### REQUIRED TASK
Return, without alteration, each line of the entries from the very first one through the line containing "call-bar (849, 258, 870, 503)", including both of these lines.

### RECORDS TO PROCESS
=====

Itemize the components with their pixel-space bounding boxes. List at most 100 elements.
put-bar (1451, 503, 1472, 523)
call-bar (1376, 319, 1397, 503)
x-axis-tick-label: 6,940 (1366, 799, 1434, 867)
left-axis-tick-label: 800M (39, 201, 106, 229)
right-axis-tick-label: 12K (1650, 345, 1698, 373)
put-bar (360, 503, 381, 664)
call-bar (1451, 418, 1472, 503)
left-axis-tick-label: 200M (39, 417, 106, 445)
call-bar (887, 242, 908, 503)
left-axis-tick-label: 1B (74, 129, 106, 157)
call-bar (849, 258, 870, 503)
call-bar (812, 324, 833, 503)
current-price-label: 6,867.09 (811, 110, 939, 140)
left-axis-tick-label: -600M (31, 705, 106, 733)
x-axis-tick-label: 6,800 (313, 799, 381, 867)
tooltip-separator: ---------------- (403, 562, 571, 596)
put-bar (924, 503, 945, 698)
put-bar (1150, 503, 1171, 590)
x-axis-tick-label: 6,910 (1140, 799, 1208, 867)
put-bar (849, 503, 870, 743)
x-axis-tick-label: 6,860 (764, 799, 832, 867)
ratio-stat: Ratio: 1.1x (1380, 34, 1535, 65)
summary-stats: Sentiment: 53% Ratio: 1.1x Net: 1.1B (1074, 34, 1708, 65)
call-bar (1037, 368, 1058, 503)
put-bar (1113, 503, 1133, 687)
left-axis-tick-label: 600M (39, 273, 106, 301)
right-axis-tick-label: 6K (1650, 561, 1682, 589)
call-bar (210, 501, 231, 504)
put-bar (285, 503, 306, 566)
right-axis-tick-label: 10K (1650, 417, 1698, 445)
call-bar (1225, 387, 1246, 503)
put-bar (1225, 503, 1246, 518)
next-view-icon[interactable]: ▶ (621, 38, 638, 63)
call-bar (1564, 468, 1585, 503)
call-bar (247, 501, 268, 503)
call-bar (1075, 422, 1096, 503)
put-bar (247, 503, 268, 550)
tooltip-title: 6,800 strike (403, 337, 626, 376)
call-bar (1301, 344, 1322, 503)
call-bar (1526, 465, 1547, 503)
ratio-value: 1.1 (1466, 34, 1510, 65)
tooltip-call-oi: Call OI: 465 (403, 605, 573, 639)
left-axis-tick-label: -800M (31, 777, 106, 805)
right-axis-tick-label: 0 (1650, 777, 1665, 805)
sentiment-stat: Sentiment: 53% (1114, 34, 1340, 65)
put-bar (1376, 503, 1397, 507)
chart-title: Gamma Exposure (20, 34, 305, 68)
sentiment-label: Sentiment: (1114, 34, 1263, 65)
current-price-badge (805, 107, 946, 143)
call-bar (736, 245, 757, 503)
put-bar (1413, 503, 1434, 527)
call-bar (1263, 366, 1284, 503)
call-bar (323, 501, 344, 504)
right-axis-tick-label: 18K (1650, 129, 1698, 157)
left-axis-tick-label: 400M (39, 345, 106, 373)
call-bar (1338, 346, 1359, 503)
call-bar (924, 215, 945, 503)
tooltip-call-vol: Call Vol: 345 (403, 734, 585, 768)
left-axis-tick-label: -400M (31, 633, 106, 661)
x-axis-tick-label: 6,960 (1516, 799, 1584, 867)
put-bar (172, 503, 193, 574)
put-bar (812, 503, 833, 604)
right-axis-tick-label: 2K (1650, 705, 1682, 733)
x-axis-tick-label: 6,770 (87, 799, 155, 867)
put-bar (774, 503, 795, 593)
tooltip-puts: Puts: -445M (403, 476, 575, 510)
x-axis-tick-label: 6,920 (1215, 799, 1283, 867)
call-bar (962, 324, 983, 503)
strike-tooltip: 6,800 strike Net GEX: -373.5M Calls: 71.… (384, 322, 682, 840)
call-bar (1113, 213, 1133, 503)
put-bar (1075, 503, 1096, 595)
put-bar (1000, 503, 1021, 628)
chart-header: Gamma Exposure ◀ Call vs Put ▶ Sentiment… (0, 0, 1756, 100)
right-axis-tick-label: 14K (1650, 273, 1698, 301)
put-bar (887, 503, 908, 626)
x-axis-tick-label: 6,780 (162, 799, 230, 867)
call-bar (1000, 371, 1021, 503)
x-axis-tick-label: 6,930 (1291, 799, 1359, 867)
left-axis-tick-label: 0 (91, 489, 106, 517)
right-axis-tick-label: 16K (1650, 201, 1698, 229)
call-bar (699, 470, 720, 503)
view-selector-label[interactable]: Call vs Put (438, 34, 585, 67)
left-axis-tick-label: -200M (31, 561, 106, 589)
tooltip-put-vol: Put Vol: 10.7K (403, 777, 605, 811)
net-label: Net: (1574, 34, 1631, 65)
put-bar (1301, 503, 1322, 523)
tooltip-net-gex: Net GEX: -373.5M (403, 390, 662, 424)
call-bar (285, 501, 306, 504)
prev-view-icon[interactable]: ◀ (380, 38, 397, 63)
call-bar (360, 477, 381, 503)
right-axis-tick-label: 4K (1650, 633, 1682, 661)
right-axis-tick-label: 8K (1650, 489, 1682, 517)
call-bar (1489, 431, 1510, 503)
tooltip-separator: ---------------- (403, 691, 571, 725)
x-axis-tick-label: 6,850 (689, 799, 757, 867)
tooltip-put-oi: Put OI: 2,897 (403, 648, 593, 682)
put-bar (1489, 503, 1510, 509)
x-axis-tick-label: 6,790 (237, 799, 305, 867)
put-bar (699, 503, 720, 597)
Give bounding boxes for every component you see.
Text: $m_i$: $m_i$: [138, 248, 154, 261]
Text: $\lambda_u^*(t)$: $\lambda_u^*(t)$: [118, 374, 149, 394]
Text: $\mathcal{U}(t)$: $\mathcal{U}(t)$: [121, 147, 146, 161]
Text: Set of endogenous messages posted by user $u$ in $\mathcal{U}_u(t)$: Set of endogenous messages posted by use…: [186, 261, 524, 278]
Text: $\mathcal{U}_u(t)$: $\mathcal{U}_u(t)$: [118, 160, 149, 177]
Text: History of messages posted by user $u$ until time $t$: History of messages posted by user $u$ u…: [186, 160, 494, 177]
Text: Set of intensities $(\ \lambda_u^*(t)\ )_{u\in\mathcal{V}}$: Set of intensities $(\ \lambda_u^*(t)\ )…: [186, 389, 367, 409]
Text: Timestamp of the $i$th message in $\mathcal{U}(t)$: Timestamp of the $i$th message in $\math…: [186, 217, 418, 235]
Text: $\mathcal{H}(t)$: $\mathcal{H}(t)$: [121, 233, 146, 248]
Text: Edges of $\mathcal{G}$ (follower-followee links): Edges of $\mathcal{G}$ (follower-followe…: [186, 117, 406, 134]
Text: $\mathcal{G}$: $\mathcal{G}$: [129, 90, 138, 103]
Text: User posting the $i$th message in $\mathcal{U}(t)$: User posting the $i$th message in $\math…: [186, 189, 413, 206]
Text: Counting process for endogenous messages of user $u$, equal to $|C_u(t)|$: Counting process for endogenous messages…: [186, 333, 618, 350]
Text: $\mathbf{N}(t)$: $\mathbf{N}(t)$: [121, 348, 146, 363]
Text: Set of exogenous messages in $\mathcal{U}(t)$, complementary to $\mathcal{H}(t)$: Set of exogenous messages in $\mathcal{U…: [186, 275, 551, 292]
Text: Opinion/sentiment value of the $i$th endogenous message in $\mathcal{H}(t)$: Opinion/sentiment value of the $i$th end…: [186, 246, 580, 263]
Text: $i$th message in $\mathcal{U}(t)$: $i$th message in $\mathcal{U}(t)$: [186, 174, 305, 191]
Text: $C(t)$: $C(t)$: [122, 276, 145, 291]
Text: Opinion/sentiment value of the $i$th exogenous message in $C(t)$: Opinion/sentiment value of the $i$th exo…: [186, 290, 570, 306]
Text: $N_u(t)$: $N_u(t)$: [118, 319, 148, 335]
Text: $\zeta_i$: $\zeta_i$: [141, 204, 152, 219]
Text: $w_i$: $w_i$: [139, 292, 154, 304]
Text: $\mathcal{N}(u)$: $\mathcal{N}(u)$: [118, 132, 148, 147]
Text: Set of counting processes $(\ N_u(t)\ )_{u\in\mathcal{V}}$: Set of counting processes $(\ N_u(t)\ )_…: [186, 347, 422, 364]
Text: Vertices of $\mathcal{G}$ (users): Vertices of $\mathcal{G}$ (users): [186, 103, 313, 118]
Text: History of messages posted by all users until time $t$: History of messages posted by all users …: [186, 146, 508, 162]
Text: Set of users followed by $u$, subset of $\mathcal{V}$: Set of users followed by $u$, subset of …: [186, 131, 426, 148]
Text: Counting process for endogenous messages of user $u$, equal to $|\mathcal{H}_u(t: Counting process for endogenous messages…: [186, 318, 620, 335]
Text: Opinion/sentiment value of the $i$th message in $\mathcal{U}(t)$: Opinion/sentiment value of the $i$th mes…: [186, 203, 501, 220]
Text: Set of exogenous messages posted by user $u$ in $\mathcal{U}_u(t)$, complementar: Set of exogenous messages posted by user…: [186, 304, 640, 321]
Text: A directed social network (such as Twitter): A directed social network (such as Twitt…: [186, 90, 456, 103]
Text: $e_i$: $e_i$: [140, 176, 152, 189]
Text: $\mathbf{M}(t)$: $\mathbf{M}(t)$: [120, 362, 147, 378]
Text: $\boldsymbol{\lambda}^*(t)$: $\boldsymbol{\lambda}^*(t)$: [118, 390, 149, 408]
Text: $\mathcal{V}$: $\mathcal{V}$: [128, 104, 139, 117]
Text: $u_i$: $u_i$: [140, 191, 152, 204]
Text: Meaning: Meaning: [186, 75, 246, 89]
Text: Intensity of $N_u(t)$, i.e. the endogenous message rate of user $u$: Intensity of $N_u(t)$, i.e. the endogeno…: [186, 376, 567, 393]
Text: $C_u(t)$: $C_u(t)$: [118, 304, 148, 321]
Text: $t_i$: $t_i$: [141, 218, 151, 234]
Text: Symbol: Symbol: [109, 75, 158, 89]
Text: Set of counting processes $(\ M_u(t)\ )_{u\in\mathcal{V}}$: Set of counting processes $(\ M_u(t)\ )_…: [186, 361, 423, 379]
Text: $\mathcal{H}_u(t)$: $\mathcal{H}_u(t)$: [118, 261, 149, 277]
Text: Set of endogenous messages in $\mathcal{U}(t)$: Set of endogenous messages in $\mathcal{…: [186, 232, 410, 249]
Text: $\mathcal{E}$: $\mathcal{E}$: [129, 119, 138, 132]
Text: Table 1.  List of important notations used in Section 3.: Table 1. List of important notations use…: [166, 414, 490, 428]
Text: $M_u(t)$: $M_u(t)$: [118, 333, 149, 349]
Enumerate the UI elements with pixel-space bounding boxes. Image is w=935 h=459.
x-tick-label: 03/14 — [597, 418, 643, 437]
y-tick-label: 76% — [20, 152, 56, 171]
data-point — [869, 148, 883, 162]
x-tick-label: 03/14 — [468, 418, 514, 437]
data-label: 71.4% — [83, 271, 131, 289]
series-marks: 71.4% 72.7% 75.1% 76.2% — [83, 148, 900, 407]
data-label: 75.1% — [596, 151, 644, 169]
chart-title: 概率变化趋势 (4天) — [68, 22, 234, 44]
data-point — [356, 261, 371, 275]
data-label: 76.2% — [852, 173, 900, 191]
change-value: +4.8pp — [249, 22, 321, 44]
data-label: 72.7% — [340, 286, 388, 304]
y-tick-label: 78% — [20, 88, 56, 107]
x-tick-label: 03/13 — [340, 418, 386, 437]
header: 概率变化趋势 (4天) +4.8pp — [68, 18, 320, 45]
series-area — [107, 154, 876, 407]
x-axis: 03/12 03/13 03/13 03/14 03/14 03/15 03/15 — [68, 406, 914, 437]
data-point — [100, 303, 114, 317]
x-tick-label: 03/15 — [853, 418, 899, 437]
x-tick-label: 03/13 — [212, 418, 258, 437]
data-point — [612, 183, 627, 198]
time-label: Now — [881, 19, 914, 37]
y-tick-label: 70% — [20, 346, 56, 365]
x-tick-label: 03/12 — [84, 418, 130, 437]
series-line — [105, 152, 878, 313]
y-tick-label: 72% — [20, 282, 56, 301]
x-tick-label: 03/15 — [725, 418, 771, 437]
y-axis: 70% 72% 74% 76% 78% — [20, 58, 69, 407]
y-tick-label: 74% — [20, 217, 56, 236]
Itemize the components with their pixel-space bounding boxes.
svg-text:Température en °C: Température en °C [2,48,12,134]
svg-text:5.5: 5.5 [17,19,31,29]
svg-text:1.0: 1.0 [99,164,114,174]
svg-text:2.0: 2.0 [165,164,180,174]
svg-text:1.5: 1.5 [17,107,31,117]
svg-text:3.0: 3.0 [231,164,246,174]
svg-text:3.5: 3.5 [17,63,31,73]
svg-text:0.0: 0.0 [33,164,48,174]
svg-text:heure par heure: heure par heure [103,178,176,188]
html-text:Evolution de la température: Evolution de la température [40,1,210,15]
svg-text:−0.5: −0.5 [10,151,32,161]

=====

### THE REPLY
Itemize the components with their pixel-space bounding boxes. List at most 100 elements.
put-bar (1451, 503, 1472, 523)
call-bar (1376, 319, 1397, 503)
x-axis-tick-label: 6,940 (1366, 799, 1434, 867)
left-axis-tick-label: 800M (39, 201, 106, 229)
right-axis-tick-label: 12K (1650, 345, 1698, 373)
put-bar (360, 503, 381, 664)
call-bar (1451, 418, 1472, 503)
left-axis-tick-label: 200M (39, 417, 106, 445)
call-bar (887, 242, 908, 503)
left-axis-tick-label: 1B (74, 129, 106, 157)
call-bar (849, 258, 870, 503)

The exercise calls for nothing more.